__Problem statement__:
In the entries below, identify every line with the string "instagram" and copy it.

____ Input rows

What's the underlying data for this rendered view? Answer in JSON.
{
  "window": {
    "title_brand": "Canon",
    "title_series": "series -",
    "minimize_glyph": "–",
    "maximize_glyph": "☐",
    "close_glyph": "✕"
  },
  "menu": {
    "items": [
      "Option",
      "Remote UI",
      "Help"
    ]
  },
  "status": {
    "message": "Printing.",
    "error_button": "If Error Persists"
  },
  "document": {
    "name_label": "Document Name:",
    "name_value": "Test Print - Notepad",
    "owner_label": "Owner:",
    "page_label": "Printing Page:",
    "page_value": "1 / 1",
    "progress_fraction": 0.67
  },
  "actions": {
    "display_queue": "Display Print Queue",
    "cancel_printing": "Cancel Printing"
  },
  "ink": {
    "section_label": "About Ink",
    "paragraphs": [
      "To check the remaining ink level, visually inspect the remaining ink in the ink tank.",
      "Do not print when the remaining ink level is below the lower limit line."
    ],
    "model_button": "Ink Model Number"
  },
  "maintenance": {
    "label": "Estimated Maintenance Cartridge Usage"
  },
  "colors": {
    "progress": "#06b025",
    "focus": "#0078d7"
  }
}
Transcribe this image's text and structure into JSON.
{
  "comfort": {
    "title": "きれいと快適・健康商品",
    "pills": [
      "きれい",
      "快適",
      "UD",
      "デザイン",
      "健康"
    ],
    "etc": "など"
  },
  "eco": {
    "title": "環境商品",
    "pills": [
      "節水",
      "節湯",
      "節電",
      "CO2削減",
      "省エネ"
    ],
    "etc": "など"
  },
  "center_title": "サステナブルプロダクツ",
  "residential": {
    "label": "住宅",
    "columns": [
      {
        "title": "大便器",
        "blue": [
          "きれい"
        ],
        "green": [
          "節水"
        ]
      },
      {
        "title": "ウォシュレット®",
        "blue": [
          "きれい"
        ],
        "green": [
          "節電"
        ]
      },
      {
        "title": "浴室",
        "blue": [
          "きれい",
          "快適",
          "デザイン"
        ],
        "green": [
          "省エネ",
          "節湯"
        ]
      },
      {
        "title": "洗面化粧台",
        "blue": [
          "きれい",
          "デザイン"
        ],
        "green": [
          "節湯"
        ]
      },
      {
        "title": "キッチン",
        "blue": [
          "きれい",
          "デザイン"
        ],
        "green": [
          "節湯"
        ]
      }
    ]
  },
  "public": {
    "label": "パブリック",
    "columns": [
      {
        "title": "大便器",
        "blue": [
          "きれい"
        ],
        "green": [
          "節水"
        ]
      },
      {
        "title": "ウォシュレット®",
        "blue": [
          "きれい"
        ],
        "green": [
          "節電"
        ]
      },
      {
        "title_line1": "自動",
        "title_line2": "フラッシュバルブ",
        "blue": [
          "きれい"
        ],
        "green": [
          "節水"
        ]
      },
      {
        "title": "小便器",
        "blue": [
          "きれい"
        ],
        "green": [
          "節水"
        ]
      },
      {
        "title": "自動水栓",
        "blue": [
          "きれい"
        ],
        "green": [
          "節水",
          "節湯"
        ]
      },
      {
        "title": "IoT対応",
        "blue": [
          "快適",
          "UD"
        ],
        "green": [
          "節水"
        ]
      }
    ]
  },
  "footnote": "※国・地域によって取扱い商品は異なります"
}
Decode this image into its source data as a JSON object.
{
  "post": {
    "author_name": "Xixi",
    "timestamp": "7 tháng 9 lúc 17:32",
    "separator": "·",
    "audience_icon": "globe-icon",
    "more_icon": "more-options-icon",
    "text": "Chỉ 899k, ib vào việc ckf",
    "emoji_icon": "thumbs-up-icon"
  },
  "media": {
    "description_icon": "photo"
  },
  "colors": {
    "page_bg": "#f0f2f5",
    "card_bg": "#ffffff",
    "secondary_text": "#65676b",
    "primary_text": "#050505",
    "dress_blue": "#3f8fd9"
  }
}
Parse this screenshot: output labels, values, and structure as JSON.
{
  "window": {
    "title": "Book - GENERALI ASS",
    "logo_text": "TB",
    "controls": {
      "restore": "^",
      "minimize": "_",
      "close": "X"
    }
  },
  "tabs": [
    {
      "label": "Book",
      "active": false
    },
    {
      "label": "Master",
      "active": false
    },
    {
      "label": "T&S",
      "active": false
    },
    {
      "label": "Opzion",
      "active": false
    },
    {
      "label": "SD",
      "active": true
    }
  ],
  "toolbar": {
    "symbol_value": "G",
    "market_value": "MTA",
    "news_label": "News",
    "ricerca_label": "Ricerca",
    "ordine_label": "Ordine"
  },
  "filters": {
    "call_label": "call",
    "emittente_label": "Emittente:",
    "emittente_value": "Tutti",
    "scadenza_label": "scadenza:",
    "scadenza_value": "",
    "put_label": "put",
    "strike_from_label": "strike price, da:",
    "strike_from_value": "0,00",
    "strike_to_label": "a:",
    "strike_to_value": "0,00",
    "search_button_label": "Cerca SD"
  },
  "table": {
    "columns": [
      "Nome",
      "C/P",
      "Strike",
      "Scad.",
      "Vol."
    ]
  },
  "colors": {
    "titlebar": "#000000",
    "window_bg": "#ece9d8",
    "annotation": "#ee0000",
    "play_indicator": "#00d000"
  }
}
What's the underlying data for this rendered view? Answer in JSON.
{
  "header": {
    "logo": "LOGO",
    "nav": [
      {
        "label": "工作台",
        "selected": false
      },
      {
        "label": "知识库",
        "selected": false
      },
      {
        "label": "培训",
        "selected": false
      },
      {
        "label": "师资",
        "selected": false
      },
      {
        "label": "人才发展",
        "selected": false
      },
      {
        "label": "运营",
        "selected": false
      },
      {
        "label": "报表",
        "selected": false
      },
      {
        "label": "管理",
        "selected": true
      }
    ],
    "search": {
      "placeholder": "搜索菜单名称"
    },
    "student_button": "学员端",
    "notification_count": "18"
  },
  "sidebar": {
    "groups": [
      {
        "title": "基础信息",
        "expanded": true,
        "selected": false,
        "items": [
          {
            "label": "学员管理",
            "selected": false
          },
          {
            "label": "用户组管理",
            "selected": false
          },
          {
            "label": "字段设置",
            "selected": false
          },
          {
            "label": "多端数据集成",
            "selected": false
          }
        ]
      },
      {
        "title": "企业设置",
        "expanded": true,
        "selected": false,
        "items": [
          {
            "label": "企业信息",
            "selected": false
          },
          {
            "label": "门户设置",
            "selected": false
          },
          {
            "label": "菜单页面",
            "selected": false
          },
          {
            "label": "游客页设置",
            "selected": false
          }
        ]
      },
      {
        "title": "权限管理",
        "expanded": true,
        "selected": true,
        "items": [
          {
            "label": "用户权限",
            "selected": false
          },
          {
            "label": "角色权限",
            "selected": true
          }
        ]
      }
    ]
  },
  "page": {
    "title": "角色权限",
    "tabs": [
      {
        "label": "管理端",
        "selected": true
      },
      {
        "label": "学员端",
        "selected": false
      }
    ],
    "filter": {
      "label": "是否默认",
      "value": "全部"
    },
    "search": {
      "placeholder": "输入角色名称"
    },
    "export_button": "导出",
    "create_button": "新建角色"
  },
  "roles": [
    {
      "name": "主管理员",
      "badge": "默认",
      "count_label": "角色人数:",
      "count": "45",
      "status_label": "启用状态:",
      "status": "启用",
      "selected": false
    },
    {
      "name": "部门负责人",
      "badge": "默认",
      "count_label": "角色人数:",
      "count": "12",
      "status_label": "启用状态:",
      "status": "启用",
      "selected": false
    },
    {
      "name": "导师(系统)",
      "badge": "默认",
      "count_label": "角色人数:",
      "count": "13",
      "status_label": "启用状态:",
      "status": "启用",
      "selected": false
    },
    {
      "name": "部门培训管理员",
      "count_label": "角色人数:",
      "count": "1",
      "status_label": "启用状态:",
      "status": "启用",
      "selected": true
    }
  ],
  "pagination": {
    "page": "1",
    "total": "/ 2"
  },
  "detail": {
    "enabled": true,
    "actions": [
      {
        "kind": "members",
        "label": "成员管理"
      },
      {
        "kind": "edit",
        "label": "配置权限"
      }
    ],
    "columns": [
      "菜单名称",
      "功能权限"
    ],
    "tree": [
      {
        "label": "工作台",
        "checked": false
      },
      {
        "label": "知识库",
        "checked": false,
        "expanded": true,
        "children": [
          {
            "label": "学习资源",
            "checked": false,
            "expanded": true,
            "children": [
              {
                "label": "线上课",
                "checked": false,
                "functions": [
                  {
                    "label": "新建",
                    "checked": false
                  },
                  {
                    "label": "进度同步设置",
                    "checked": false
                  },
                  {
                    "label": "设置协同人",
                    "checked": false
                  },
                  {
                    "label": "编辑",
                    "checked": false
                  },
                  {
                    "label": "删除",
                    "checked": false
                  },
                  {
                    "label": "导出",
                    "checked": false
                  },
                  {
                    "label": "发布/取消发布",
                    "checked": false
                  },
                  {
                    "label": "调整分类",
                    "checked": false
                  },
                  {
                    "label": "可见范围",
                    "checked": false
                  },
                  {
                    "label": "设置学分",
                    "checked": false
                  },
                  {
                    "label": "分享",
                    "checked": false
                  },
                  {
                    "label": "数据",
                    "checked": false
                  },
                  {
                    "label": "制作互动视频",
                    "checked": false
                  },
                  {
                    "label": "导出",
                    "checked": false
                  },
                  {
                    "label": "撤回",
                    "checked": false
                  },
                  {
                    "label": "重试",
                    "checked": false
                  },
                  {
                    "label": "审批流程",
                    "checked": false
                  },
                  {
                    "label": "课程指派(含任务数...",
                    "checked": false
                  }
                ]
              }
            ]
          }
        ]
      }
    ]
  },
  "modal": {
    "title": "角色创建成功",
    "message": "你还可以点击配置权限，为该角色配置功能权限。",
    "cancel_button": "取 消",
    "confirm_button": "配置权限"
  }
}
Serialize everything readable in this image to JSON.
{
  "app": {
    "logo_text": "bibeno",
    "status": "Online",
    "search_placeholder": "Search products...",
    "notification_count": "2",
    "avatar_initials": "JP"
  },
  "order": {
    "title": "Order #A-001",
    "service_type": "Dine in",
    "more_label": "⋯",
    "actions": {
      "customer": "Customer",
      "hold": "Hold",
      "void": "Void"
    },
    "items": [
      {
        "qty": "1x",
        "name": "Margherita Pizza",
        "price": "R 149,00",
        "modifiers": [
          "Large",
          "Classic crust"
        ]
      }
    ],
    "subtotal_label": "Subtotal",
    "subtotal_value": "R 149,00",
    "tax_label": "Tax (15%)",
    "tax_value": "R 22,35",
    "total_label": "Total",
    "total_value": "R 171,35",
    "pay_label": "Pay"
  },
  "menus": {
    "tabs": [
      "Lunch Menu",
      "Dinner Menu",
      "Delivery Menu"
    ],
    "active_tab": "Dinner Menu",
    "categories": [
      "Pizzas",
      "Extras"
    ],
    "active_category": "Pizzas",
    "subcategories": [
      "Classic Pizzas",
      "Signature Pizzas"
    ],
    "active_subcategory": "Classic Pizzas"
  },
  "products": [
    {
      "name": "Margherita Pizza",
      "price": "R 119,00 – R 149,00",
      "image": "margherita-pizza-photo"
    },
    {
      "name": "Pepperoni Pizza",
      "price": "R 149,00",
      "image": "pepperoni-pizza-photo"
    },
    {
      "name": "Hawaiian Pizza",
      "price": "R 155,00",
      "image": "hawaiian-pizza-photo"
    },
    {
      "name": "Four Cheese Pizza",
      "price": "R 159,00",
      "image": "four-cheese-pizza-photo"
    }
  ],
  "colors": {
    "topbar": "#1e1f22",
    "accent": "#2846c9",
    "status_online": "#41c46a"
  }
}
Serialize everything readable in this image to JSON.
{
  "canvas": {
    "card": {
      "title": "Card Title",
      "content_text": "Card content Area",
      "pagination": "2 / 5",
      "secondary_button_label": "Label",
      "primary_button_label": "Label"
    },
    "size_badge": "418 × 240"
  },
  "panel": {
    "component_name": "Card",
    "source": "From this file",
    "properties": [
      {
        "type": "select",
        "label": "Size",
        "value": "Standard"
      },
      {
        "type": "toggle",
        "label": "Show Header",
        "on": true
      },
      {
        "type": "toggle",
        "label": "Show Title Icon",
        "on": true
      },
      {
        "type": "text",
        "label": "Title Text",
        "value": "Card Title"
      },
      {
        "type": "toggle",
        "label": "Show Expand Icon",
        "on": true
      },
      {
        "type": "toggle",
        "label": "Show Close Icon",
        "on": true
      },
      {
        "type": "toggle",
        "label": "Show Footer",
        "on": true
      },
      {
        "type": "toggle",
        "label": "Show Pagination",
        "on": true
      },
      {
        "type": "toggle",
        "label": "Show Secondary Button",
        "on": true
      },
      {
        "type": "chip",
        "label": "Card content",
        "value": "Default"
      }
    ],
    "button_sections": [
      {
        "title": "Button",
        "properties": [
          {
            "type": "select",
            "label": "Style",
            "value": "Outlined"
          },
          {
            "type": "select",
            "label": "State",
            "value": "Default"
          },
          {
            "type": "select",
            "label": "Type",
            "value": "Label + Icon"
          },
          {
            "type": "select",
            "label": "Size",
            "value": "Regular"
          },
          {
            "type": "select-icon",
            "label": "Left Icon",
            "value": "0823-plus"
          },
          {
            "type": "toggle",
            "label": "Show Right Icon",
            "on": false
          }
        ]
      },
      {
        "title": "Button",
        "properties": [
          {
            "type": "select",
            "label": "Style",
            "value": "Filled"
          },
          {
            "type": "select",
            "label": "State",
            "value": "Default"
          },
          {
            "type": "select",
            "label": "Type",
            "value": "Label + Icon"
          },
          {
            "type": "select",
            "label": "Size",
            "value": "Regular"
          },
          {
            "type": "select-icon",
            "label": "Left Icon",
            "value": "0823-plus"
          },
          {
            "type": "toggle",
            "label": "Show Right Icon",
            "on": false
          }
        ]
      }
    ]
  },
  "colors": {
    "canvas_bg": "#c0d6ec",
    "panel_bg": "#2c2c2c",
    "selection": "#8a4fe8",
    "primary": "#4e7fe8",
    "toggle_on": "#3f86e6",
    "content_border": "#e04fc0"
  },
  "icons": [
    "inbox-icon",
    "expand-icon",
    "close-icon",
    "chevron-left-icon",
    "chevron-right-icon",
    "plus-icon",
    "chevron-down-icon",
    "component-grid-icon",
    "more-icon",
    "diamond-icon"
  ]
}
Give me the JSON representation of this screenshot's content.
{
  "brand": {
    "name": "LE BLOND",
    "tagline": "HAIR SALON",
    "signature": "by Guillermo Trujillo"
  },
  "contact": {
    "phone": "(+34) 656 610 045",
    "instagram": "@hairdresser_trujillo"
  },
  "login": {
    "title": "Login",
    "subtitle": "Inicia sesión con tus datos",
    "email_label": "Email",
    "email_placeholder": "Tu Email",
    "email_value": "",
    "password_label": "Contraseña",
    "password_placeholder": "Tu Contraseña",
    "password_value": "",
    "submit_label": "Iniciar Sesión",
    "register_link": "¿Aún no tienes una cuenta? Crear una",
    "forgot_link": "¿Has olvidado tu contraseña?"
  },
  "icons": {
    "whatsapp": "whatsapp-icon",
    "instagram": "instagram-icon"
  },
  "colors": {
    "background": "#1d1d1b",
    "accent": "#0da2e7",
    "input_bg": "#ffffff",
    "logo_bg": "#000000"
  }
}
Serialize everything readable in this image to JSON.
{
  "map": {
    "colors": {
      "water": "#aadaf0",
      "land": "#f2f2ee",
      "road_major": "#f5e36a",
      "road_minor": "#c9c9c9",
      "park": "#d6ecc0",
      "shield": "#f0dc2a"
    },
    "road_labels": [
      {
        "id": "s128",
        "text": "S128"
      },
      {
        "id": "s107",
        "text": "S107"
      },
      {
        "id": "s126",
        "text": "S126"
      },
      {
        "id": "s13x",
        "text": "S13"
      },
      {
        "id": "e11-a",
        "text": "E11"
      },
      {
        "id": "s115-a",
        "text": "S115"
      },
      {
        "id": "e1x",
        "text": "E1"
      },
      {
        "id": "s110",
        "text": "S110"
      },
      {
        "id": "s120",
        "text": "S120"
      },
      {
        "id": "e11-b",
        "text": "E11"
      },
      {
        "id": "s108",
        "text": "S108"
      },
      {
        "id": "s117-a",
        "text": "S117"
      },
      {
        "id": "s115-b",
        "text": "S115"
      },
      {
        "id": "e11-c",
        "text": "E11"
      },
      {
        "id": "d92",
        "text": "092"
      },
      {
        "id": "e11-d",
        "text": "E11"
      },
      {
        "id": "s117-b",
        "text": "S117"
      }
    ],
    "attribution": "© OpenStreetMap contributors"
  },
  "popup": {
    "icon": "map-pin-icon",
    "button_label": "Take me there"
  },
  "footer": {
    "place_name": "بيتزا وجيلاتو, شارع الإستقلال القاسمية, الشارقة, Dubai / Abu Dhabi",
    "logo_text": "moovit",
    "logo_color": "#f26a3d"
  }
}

________

__Right answer__:
    "instagram": "@hairdresser_trujillo"
    "instagram": "instagram-icon"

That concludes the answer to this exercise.